_Actions to take:_
(A) From the Realness Project interview, list every person and organization mentioned by name.
(B) Continue the Realness Project interview from where it stops.

_Reading text:_
※ ※ ※
Boulder’s Realness Project creates safety in — and out — of prison
Friday, Feb. 3, 2023
On Wednesday, February 22, the Dairy Arts Center in Boulder (2590 Walnut) will screen “The First Step,” a documentary chronicling CNN host Van Jones’ efforts to get a criminal justice reform bill through Congress with bipartisan support.
Learn more and watch a trailer: firststepfilm.com/
Boulder-based nonprofit Realness Project is sponsoring the event. We chatted with Realness Project’s executive director, Laurie Lazar, to learn more about her work, the film and the need for criminal justice reform.
What is the Realness Project?
Realness Project, we’re a nonprofit based in Boulder. We go into prisons and run programs in prisons. What we’re committed to is transforming the experience of incarceration through the power of human connection. It’s all about creating better humans rather than better criminals.
Our taxpayer money is going to pay for people in prison. Why not have it pay for people who are going to come out and infuse our society with really positive relational skills?
How did you get connected with the filmmakers, and why did you want to sponsor the screening?
※ ※ ※
_Material provided:_
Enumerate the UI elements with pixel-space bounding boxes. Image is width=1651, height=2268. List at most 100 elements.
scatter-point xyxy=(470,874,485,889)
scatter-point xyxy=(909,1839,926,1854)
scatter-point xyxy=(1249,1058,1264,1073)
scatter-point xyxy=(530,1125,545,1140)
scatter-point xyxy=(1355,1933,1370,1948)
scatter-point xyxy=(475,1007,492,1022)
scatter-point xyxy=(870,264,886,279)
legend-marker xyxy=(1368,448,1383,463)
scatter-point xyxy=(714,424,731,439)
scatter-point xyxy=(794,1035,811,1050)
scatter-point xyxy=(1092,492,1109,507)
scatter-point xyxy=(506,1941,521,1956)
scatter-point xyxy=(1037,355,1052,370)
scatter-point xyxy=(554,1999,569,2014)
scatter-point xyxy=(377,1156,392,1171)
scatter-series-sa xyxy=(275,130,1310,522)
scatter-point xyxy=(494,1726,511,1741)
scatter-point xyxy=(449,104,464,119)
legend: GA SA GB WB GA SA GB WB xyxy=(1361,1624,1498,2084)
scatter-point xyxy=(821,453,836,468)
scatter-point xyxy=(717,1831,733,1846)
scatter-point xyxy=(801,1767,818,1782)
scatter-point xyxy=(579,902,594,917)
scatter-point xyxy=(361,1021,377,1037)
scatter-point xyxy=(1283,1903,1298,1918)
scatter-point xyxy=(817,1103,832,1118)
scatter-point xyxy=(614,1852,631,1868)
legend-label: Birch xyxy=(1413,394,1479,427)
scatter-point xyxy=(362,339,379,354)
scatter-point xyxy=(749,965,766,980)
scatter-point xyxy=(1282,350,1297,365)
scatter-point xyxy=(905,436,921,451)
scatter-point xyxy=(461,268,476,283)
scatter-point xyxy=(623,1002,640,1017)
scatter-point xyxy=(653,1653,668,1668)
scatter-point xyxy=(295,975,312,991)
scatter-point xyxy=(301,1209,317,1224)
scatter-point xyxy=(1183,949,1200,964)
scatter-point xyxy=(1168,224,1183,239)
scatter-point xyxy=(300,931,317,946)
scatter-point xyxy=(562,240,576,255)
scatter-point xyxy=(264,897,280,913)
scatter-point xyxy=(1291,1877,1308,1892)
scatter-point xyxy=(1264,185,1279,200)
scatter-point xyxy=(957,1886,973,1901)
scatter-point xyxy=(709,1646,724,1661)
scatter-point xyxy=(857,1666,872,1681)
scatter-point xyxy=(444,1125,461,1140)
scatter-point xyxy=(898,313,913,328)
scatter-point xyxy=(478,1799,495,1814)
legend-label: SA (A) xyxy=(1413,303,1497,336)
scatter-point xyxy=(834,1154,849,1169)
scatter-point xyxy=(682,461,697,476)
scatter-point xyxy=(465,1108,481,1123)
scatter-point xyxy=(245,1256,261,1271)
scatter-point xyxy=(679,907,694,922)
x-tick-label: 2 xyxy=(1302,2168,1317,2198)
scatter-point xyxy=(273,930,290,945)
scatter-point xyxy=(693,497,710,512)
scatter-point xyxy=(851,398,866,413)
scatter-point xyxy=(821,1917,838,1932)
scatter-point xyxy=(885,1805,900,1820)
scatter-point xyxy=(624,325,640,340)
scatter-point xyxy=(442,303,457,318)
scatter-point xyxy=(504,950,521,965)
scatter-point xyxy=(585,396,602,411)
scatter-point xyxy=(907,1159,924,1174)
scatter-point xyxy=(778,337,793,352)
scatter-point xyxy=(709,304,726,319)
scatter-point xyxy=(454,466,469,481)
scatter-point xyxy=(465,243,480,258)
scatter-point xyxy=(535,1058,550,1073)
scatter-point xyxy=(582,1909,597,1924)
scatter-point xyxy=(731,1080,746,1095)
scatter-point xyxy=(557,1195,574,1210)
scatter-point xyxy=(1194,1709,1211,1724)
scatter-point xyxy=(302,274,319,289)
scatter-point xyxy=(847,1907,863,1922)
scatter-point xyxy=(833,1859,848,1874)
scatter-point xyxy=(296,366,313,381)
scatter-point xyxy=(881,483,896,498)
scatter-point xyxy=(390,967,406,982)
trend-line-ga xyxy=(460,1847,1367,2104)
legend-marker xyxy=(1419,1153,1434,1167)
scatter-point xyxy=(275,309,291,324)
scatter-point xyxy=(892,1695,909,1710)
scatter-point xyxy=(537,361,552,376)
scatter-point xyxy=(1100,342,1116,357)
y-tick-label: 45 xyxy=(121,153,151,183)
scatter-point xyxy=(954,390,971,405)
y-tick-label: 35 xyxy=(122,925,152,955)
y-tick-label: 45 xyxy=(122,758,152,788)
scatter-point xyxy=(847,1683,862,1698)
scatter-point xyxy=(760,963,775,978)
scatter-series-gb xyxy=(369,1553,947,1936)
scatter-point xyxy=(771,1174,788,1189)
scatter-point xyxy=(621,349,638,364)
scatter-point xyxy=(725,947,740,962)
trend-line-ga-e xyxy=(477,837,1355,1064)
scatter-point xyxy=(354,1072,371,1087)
※ ※ ※
_Per-task answers:_
(A) Van Jones, Laurie Lazar, Realness Project, Dairy Arts Center, CNN, Congress

(B)
This film that is coming out, they’re doing this premiere of it across the country. The filmmakers reached out and said, ‘Let’s talk. We’re planning on coming to the Dairy in Boulder.’ That was my neighborhood. I watched the film, and I’m just a huge fan of Van Jones and what he does and what he stands for.
He seems to be a real champion for the dignity of all human beings, no matter who they are. That’s a stand we take. They also are really committed to overcoming obstacles in the field of polarization. That’s what we do as well.
There’s a lot of polarization in prison, with races and gangs. We help people see beyond that and bring down the walls and create something new. Van Jones did that with The First Step Act.
(Editor’s note: The First Step Act, passed in 2018, was the first criminal justice reform bill passed in more than a decade. It shortened sentences for some and enabled others to leave prison earlier through compassionate release or participation in rehabilitation and recidivism-reducing programs. Learn more.)
Why is Realness Project in Boulder when there aren’t any prisons here?
We did start off at the Boulder County Jail. We brought this two-day program, which is called The Art of Being Human, in 2018. I worked with a colleague of mine, who had started an organization bringing this two-day program all over the world to the public. He and I partnered to bring it into the Boulder County Jail, where I was doing work with victim impact.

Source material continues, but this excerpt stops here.